● **Dataset entries**
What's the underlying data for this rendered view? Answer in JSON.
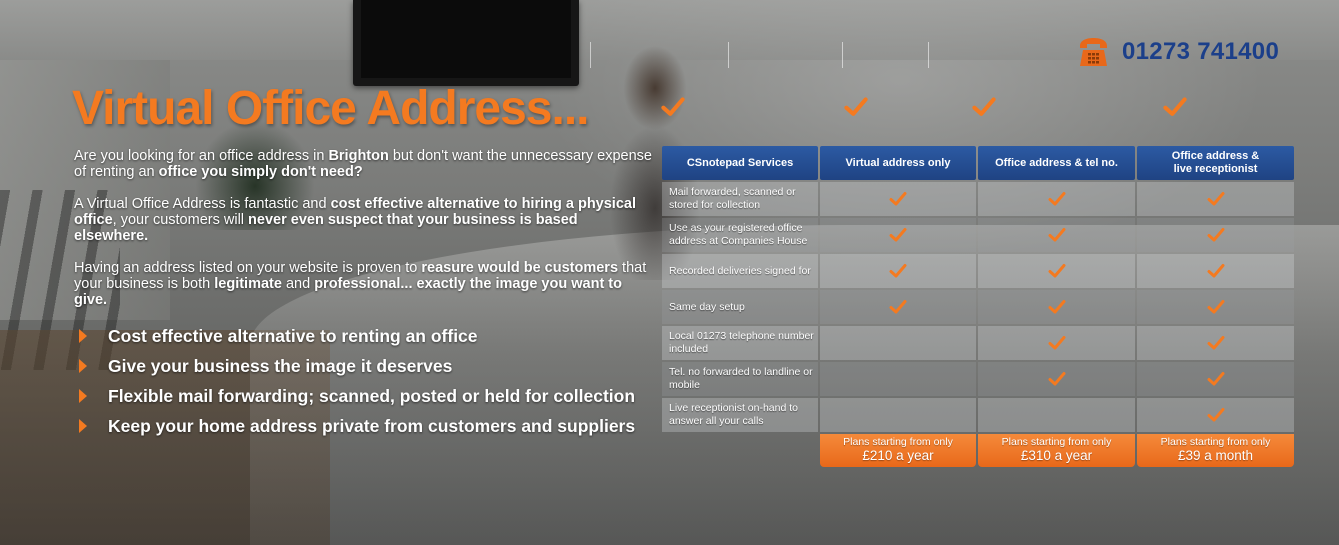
{
  "phone": {
    "number": "01273 741400",
    "icon": "telephone-icon"
  },
  "hero": {
    "title": "Virtual Office Address...",
    "paragraphs": [
      [
        {
          "t": "Are you looking for an office address in ",
          "b": false
        },
        {
          "t": "Brighton",
          "b": true
        },
        {
          "t": " but don't want the unnecessary expense of renting an ",
          "b": false
        },
        {
          "t": "office you simply don't need?",
          "b": true
        }
      ],
      [
        {
          "t": "A Virtual Office Address is fantastic and ",
          "b": false
        },
        {
          "t": "cost effective alternative to hiring a physical office",
          "b": true
        },
        {
          "t": ", your customers will ",
          "b": false
        },
        {
          "t": "never even suspect that your business is based elsewhere.",
          "b": true
        }
      ],
      [
        {
          "t": "Having an address listed on your website is proven to ",
          "b": false
        },
        {
          "t": "reasure would be customers",
          "b": true
        },
        {
          "t": " that your business is both ",
          "b": false
        },
        {
          "t": "legitimate",
          "b": true
        },
        {
          "t": " and ",
          "b": false
        },
        {
          "t": "professional... exactly the image you want to give.",
          "b": true
        }
      ]
    ],
    "bullets": [
      "Cost effective alternative to renting an office",
      "Give your business the image it deserves",
      "Flexible mail forwarding; scanned, posted or held for collection",
      "Keep your home address private from customers and suppliers"
    ]
  },
  "table": {
    "headers": [
      "CSnotepad Services",
      "Virtual address only",
      "Office address & tel no.",
      "Office address &\nlive receptionist"
    ],
    "rows": [
      {
        "label": "Mail forwarded, scanned or stored for collection",
        "checks": [
          true,
          true,
          true
        ]
      },
      {
        "label": "Use as your registered office address at Companies House",
        "checks": [
          true,
          true,
          true
        ]
      },
      {
        "label": "Recorded deliveries signed for",
        "checks": [
          true,
          true,
          true
        ]
      },
      {
        "label": "Same day setup",
        "checks": [
          true,
          true,
          true
        ]
      },
      {
        "label": "Local 01273 telephone number included",
        "checks": [
          false,
          true,
          true
        ]
      },
      {
        "label": "Tel. no forwarded to landline or mobile",
        "checks": [
          false,
          true,
          true
        ]
      },
      {
        "label": "Live receptionist on-hand to answer all your calls",
        "checks": [
          false,
          false,
          true
        ]
      }
    ],
    "plans": [
      {
        "sub": "Plans starting from only",
        "price": "£210 a year"
      },
      {
        "sub": "Plans starting from only",
        "price": "£310 a year"
      },
      {
        "sub": "Plans starting from only",
        "price": "£39 a month"
      }
    ]
  },
  "colors": {
    "accent": "#f47a20",
    "header_blue": "#1f4383",
    "phone_blue": "#1b3f8a"
  }
}
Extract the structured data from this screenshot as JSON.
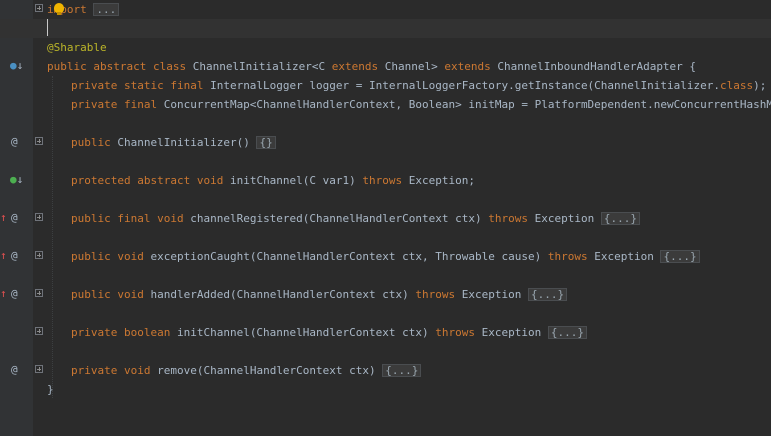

● **Set exercise**
From the entries above, extract every line where the word "JSON" appears.

● **Answer to the task**
What's the underlying data for this rendered view? Answer in JSON.
Extract the structured data from this screenshot as JSON.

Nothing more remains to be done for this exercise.